» Records for this task:
_____

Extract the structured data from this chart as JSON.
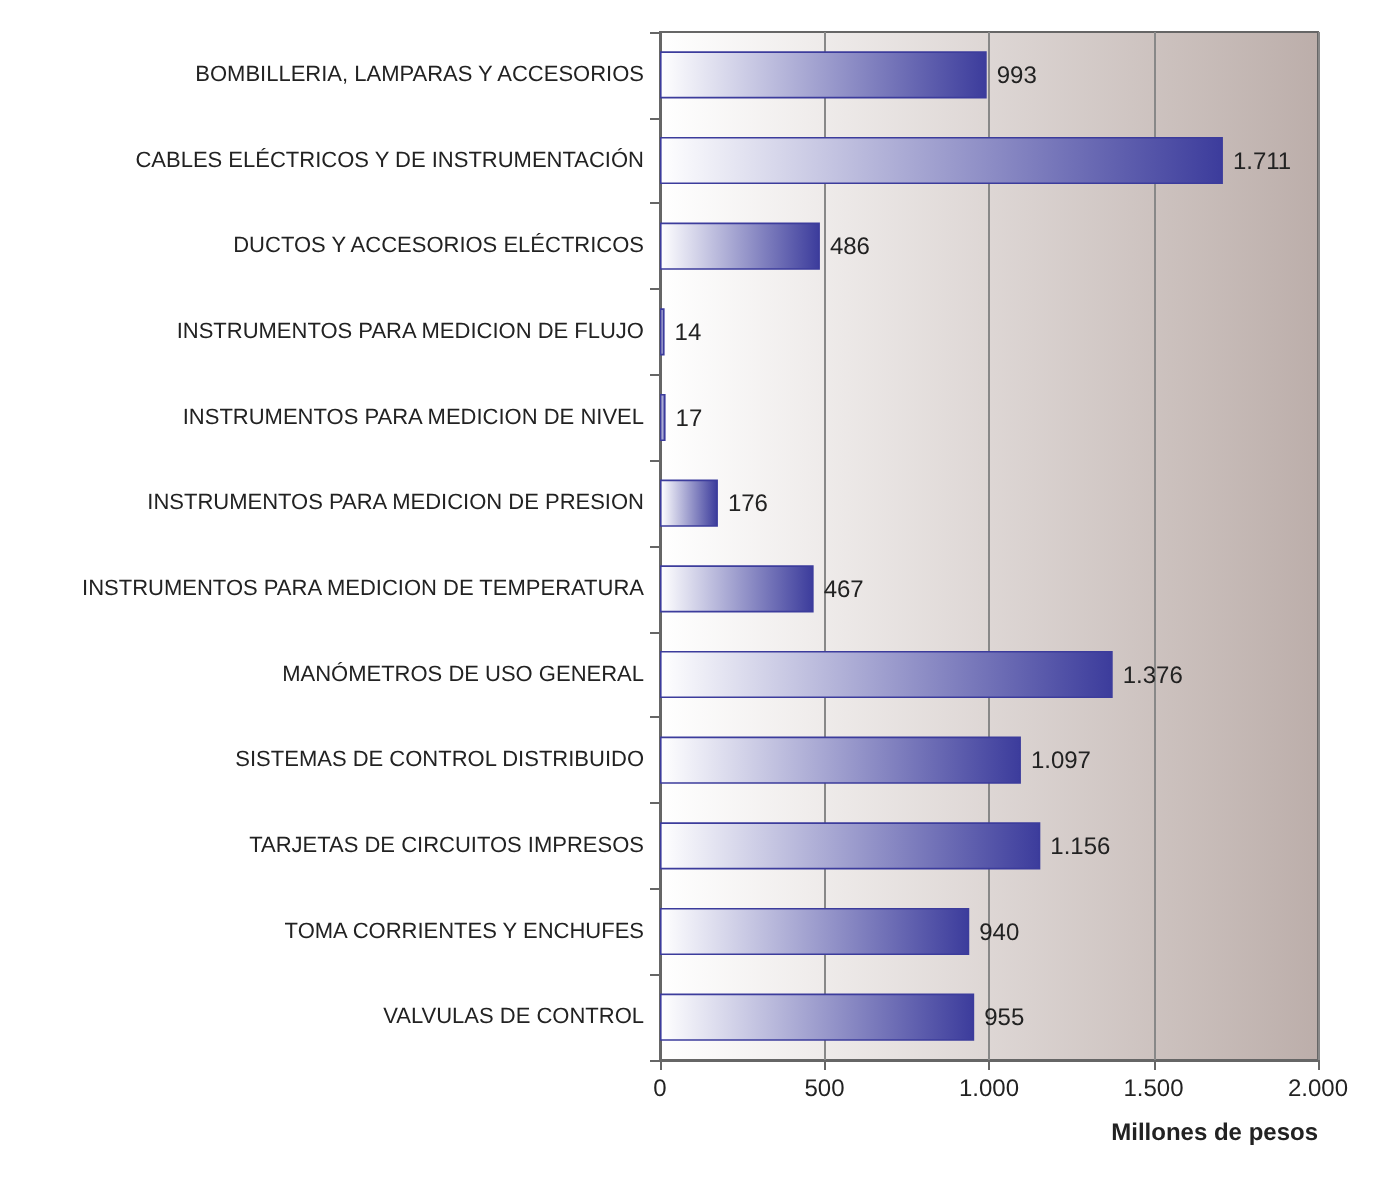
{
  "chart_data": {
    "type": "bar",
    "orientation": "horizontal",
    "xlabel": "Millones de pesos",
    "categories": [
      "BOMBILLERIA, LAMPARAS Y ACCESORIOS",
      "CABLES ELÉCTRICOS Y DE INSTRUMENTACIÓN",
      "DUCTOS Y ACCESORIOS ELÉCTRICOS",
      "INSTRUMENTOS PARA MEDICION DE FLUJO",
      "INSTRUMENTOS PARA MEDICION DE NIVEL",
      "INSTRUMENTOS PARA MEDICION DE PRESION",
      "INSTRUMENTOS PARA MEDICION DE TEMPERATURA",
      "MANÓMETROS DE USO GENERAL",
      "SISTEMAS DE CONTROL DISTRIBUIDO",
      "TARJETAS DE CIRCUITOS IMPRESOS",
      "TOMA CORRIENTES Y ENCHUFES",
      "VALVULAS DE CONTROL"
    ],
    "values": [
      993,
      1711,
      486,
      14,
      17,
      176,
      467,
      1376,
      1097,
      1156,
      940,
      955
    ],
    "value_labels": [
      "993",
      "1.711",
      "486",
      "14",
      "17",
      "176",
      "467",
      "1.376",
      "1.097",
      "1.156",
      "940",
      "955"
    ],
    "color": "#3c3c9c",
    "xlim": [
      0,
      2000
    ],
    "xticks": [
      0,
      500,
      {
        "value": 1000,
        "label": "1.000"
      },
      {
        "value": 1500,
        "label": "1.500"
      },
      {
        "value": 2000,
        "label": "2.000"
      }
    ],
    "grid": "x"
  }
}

_____

» What the exercise asks: In the records above, how many lines include the string "CONTROL"? Answer with only the number.

» Output for this exercise: 2